'''

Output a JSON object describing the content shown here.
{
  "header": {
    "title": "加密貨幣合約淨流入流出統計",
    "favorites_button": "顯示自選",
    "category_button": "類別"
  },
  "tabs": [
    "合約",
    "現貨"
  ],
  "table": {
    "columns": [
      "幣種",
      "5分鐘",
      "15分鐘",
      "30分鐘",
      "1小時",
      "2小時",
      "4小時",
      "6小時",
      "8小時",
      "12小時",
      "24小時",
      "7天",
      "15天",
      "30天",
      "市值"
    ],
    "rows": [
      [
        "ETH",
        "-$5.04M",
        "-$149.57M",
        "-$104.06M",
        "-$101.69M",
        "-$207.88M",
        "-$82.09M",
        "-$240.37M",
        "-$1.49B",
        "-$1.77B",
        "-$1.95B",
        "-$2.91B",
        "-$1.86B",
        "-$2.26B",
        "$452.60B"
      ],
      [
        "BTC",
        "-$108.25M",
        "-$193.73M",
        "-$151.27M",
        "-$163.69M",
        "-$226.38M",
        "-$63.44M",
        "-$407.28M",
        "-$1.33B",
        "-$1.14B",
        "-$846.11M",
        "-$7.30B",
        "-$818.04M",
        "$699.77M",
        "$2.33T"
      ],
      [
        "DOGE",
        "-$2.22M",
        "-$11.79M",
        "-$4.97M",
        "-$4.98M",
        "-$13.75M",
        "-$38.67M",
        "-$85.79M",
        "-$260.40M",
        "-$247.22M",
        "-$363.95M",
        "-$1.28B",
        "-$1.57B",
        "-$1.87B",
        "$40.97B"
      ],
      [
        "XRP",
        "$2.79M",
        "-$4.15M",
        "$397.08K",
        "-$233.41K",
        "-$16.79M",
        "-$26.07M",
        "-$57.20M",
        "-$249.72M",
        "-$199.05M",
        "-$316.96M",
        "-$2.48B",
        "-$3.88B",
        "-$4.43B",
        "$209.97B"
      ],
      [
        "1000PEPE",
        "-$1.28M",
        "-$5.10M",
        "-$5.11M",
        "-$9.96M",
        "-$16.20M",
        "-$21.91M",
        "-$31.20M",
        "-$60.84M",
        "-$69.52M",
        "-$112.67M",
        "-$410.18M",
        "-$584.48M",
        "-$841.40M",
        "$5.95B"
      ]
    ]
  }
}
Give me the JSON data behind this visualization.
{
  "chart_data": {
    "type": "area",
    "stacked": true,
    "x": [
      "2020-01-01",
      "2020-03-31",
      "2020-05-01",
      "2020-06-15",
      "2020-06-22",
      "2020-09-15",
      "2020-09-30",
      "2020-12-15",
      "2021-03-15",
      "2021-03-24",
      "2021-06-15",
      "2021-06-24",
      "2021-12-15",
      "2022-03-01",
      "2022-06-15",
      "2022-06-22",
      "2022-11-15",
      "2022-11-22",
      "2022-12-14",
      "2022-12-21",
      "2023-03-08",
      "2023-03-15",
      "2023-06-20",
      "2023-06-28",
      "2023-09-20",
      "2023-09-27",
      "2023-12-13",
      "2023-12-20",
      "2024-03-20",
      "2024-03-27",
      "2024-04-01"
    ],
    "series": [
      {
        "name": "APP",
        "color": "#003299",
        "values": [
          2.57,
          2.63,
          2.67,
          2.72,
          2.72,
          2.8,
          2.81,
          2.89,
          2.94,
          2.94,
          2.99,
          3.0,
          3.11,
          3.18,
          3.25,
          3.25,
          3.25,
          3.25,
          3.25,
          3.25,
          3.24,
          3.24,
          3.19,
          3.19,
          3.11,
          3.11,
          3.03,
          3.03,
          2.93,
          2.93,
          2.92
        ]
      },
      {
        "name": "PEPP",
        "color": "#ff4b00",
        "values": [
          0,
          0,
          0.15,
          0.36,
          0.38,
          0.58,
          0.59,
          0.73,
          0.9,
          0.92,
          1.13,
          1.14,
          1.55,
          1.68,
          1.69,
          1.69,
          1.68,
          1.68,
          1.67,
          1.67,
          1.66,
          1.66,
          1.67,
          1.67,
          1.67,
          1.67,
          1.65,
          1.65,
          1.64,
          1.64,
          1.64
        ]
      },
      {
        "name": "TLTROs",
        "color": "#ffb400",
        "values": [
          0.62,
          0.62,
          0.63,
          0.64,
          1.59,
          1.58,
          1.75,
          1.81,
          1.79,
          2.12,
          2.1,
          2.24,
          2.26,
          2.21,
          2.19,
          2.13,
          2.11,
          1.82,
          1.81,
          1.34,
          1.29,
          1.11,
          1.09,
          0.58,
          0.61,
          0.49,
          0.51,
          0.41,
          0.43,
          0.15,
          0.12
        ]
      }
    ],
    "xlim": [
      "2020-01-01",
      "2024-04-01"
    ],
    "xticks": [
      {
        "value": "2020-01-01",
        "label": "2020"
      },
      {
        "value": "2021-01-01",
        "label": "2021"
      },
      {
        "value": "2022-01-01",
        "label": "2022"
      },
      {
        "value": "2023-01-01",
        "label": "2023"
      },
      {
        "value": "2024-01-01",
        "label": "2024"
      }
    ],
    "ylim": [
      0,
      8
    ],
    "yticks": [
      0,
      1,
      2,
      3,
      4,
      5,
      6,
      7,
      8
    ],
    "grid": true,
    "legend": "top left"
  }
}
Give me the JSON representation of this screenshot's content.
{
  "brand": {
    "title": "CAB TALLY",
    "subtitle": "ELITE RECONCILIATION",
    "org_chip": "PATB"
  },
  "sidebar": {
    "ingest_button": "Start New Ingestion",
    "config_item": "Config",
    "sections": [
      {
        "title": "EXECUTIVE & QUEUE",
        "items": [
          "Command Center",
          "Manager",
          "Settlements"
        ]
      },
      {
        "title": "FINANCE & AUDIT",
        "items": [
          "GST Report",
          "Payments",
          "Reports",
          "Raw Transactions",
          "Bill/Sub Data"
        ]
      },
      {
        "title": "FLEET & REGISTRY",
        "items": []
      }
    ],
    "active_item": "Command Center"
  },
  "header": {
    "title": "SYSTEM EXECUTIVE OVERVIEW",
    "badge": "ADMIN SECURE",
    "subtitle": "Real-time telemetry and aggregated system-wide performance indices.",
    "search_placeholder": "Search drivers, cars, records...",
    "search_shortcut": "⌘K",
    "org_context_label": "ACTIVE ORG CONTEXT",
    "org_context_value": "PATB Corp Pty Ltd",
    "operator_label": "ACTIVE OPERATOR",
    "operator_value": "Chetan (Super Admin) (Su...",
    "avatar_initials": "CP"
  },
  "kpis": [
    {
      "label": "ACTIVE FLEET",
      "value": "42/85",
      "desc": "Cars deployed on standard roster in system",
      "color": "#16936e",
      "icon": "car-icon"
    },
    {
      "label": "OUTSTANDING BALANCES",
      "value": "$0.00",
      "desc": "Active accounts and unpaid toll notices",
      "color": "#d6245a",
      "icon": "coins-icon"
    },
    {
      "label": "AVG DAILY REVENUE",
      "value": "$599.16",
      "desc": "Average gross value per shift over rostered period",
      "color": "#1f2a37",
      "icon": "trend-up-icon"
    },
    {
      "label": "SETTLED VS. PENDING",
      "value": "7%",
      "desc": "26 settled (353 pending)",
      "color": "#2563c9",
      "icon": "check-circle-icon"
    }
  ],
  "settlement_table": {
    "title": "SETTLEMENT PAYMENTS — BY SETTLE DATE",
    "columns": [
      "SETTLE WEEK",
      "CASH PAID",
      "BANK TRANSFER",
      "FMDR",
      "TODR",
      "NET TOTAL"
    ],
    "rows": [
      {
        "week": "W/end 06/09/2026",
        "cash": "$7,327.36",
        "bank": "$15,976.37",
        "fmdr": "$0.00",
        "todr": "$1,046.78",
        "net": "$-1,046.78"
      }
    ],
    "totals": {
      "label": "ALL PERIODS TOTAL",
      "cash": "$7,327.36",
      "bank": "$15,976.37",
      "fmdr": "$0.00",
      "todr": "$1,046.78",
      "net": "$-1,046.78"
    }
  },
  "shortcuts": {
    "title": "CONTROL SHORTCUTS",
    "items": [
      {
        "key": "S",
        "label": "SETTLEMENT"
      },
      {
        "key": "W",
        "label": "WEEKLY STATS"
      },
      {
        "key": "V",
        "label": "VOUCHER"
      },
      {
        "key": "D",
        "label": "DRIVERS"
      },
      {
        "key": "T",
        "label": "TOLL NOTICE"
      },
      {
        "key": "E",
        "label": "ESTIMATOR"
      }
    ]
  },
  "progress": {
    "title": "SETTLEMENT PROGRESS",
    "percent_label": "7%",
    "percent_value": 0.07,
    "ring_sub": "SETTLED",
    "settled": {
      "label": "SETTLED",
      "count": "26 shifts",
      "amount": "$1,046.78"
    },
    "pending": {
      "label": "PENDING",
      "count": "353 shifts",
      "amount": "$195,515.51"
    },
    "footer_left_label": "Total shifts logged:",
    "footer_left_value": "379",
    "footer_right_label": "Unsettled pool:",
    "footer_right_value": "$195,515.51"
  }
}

'''

Short task
Go through the records and show every line with the string "Command" in it.

Response
          "Command Center",
    "active_item": "Command Center"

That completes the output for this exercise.